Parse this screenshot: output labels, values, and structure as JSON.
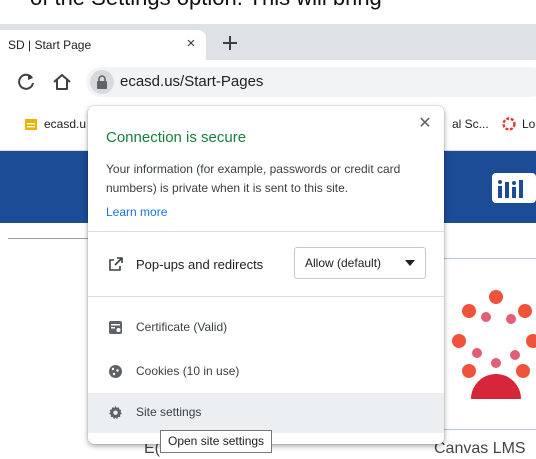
{
  "instruction_fragment": "of the Settings option. This will bring",
  "browser": {
    "tab": {
      "title": "SD | Start Page",
      "close_glyph": "×"
    },
    "new_tab_icon": "plus-icon",
    "url": "ecasd.us/Start-Pages",
    "bookmarks": [
      {
        "label": "ecasd.u",
        "icon": "folder-icon",
        "color": "#e8b400"
      },
      {
        "label": "al Sc...",
        "icon": "bookmark-icon"
      },
      {
        "label": "Lo",
        "icon": "canvas-logo-icon",
        "color": "#e5382a"
      }
    ]
  },
  "page": {
    "card_label_canvas": "Canvas LMS",
    "card_label_left": "E(",
    "banner_color": "#1c4c96"
  },
  "popup": {
    "title": "Connection is secure",
    "description": "Your information (for example, passwords or credit card numbers) is private when it is sent to this site.",
    "learn_more": "Learn more",
    "permission": {
      "label": "Pop-ups and redirects",
      "value": "Allow (default)"
    },
    "items": [
      {
        "label": "Certificate (Valid)",
        "icon": "certificate-icon"
      },
      {
        "label": "Cookies (10 in use)",
        "icon": "cookie-icon"
      },
      {
        "label": "Site settings",
        "icon": "gear-icon"
      }
    ],
    "title_color": "#188038",
    "link_color": "#1a73e8"
  },
  "tooltip": {
    "text": "Open site settings"
  }
}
______________________________
## [Problem statement]
Transcribe the records above exactly, omitting every picture they contain.

## [Worked solution]
Parse this screenshot: output labels, values, and structure as JSON.
{
  "instruction_fragment": "of the Settings option. This will bring",
  "browser": {
    "tab": {
      "title": "SD | Start Page",
      "close_glyph": "×"
    },
    "new_tab_icon": "plus-icon",
    "url": "ecasd.us/Start-Pages",
    "bookmarks": [
      {
        "label": "ecasd.u",
        "icon": "folder-icon",
        "color": "#e8b400"
      },
      {
        "label": "al Sc...",
        "icon": "bookmark-icon"
      },
      {
        "label": "Lo",
        "icon": "canvas-logo-icon",
        "color": "#e5382a"
      }
    ]
  },
  "page": {
    "card_label_canvas": "Canvas LMS",
    "card_label_left": "E(",
    "banner_color": "#1c4c96"
  },
  "popup": {
    "title": "Connection is secure",
    "description": "Your information (for example, passwords or credit card numbers) is private when it is sent to this site.",
    "learn_more": "Learn more",
    "permission": {
      "label": "Pop-ups and redirects",
      "value": "Allow (default)"
    },
    "items": [
      {
        "label": "Certificate (Valid)",
        "icon": "certificate-icon"
      },
      {
        "label": "Cookies (10 in use)",
        "icon": "cookie-icon"
      },
      {
        "label": "Site settings",
        "icon": "gear-icon"
      }
    ],
    "title_color": "#188038",
    "link_color": "#1a73e8"
  },
  "tooltip": {
    "text": "Open site settings"
  }
}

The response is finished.